### WHAT YOU SHOULD DO
Format every line of the data below as a numbered list, skipping any blank lines. Leave the pictures out of your answer.

___ SUPPLIED RECORDS

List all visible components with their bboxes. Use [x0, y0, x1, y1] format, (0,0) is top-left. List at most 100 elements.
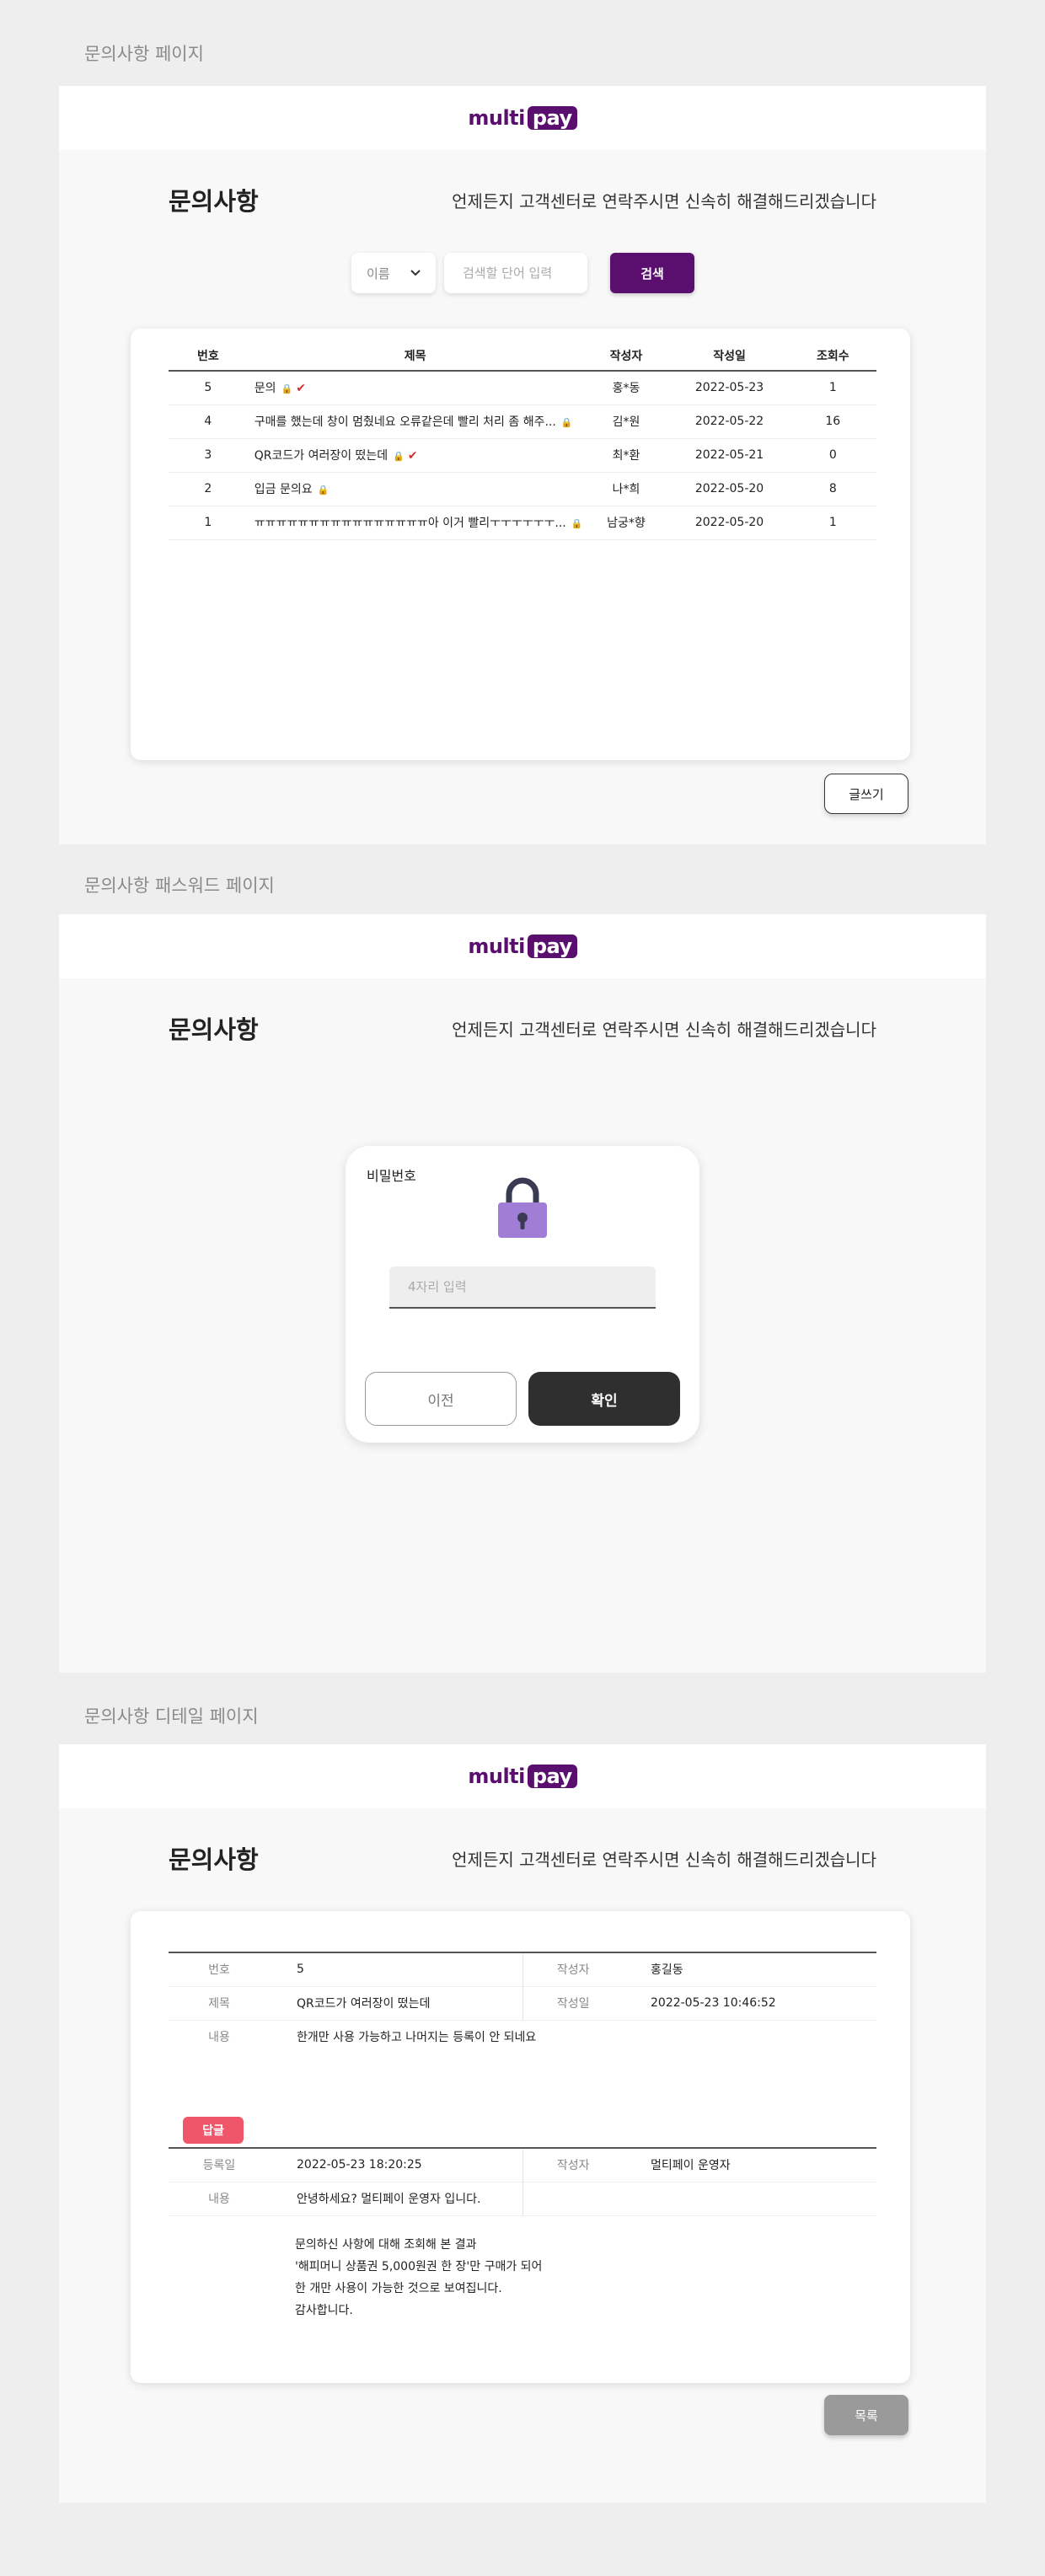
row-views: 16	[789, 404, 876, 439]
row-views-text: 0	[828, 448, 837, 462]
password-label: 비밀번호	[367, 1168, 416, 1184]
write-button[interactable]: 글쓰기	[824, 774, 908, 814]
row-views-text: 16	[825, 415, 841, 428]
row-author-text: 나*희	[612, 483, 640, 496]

______

### ANSWER TO THIS EXERCISE
1. List all visible components with their bboxes. Use [x0, y0, x1, y1] format, (0,0) is top-left. List at most 100 elements.
2. row-views: 16	[789, 404, 876, 439]
3. row-views-text: 0	[828, 448, 837, 462]
4. password-label: 비밀번호	[367, 1168, 416, 1184]
5. write-button[interactable]: 글쓰기	[824, 774, 908, 814]
6. row-views-text: 16	[825, 415, 841, 428]
7. row-author-text: 나*희	[612, 483, 640, 496]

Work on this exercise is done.